## YOUR OBJECTIVE
Each line in the entries below that holds the string "CROSS" is to be listed.

----- RECORDS FOR THE EXERCISE -----

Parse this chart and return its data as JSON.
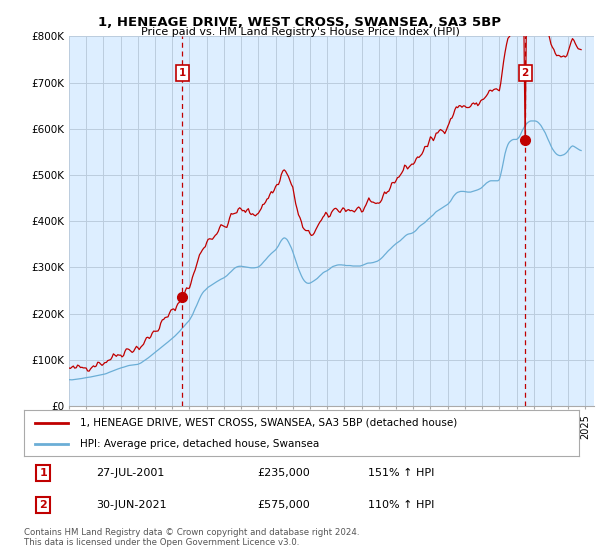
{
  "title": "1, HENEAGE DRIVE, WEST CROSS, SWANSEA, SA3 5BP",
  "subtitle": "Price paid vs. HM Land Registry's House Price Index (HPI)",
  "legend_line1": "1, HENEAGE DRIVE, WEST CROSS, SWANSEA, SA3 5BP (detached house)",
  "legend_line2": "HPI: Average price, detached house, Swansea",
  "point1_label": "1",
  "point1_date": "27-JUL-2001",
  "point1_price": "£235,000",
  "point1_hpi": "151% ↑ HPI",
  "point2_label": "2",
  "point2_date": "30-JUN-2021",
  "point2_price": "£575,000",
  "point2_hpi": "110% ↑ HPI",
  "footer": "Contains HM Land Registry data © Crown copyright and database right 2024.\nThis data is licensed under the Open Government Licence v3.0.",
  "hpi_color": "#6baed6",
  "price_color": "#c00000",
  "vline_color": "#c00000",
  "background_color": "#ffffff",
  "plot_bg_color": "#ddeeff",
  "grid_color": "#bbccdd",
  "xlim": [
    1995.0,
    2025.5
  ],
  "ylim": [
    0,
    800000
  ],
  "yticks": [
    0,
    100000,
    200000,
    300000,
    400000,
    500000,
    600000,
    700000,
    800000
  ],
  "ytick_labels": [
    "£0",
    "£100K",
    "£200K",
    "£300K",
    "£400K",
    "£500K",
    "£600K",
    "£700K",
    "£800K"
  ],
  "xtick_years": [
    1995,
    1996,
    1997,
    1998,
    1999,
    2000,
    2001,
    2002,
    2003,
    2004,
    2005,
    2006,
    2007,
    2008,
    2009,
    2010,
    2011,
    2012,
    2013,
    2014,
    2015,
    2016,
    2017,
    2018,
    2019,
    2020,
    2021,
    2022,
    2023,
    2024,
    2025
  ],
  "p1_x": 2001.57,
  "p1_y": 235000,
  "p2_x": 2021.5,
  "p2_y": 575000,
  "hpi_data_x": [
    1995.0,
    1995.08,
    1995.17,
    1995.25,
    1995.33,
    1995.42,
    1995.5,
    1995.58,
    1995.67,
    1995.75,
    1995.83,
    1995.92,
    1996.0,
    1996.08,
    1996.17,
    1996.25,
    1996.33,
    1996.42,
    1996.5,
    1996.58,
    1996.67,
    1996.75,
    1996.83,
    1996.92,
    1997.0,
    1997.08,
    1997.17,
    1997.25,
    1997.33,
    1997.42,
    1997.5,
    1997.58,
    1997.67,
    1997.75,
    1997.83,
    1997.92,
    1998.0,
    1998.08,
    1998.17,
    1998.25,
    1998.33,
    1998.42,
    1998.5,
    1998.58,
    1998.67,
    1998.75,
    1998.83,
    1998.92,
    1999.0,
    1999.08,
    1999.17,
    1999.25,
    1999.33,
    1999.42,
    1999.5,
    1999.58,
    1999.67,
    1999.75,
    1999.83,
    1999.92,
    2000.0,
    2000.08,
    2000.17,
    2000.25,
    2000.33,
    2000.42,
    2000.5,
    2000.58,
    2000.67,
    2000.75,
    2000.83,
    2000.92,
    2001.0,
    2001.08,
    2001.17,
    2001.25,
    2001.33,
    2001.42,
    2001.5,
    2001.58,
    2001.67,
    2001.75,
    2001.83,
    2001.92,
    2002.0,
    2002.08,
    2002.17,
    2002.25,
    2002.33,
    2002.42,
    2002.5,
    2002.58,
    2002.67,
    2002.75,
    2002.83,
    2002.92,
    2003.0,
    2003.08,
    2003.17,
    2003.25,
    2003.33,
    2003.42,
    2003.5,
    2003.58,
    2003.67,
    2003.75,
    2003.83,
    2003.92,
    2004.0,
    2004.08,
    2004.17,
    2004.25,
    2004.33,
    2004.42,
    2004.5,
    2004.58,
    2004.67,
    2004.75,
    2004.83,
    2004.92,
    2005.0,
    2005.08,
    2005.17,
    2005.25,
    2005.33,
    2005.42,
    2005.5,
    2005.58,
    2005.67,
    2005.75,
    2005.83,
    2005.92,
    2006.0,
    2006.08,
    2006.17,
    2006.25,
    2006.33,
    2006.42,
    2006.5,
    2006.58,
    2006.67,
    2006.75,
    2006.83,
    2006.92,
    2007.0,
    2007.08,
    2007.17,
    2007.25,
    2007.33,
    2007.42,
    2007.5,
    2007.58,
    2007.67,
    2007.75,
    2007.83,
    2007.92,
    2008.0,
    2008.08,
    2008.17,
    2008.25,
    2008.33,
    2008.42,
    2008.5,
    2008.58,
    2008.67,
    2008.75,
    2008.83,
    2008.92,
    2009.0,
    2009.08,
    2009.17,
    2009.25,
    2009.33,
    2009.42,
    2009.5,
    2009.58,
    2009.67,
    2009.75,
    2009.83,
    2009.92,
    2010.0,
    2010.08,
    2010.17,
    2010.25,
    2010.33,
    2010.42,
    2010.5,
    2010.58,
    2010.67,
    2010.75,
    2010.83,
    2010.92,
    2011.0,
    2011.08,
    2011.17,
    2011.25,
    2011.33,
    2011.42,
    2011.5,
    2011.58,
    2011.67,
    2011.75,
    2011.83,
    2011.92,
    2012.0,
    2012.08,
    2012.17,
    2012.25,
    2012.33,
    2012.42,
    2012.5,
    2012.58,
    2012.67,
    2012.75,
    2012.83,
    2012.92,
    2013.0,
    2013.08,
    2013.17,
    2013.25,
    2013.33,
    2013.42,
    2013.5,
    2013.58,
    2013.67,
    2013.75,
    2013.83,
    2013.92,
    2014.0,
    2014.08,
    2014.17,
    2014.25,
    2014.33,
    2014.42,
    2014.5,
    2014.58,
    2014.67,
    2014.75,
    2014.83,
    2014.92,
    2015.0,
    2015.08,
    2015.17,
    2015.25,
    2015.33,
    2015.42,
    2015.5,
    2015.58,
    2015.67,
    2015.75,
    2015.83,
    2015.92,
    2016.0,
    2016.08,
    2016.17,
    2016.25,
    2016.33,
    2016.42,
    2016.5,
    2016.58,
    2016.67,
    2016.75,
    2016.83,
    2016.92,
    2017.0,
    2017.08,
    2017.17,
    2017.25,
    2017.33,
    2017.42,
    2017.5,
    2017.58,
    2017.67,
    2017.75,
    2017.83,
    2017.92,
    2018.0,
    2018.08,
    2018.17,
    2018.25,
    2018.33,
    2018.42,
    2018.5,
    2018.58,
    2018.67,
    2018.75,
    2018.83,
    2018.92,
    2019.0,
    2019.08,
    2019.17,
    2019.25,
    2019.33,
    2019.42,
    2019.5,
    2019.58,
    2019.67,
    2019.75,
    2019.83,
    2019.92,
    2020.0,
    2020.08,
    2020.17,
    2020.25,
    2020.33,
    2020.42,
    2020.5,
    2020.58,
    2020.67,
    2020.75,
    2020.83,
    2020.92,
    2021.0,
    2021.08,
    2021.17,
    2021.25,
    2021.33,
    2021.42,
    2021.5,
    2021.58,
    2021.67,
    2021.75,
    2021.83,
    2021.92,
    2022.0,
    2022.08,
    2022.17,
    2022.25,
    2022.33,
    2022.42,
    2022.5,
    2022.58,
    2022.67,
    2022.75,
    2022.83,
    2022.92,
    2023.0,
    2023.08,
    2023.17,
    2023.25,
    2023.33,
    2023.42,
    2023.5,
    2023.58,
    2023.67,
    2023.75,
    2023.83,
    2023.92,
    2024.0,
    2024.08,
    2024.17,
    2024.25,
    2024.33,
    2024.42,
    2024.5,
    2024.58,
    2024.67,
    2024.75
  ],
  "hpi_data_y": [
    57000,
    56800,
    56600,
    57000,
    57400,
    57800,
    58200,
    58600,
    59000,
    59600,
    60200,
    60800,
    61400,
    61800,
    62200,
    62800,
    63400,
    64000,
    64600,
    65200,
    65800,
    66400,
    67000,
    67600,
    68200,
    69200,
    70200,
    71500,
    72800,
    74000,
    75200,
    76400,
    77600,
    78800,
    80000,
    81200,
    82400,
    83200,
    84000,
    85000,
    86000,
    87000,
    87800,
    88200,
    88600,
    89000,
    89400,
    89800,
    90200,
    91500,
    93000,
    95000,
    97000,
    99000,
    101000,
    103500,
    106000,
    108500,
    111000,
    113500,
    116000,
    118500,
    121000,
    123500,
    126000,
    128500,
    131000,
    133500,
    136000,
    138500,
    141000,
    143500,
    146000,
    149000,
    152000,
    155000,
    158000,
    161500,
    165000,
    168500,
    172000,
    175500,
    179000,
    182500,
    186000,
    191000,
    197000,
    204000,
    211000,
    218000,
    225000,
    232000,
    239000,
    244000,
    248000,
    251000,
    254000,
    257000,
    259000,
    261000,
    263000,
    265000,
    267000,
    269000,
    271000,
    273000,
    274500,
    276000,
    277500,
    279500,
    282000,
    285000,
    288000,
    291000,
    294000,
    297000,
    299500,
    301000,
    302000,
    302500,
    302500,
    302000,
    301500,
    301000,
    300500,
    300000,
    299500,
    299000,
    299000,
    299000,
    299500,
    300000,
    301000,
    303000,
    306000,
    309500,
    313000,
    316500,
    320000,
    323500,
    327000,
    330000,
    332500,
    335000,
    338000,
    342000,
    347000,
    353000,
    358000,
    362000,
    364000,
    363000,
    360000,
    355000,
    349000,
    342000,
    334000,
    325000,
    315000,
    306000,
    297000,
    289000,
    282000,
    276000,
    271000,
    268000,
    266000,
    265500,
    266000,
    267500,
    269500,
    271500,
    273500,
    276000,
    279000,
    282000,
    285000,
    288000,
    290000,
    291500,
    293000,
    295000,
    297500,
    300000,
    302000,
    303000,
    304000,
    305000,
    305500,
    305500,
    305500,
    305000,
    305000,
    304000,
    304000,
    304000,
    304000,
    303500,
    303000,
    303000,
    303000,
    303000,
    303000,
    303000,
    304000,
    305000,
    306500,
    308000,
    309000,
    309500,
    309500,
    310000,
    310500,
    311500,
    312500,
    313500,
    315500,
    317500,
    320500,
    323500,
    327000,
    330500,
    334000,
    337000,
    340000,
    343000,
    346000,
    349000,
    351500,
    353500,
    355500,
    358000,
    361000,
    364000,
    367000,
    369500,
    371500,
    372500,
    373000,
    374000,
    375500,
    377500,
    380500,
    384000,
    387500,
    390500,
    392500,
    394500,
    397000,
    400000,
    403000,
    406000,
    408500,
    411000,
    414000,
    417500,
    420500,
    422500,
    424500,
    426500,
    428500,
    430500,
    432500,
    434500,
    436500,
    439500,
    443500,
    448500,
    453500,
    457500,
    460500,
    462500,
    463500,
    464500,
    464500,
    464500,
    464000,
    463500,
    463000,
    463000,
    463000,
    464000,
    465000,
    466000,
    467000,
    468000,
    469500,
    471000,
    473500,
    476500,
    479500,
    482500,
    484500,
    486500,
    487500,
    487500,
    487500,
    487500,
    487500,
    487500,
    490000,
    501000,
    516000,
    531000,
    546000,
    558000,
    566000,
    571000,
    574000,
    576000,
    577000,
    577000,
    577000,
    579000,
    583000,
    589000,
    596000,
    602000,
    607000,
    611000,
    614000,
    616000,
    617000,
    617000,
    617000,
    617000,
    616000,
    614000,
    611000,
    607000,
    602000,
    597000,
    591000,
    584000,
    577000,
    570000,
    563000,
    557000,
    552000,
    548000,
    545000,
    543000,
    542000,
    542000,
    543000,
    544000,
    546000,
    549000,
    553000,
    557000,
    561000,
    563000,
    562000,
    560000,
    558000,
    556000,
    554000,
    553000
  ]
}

-----
----- RECORDS FOR THE EXERCISE -----

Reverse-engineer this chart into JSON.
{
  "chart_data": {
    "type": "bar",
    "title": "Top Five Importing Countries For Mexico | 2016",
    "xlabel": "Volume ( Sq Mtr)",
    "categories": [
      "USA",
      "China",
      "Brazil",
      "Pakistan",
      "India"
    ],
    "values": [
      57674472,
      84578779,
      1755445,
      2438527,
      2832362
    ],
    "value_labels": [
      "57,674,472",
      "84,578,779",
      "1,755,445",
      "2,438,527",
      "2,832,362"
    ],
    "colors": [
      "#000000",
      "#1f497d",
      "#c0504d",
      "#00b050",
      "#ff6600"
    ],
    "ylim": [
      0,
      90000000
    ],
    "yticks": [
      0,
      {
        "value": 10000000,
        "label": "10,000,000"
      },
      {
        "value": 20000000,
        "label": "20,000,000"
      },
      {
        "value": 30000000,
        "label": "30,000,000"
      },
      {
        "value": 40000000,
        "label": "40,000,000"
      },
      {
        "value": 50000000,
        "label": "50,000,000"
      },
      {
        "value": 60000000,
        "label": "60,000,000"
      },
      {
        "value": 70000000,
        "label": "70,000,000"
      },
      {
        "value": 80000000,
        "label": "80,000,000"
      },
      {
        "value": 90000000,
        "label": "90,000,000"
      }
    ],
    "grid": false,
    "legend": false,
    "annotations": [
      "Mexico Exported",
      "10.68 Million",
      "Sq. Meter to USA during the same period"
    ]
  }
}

-----

## RESULT
  "title": "1, HENEAGE DRIVE, WEST CROSS, SWANSEA, SA3 5BP",
  "legend_line1": "1, HENEAGE DRIVE, WEST CROSS, SWANSEA, SA3 5BP (detached house)",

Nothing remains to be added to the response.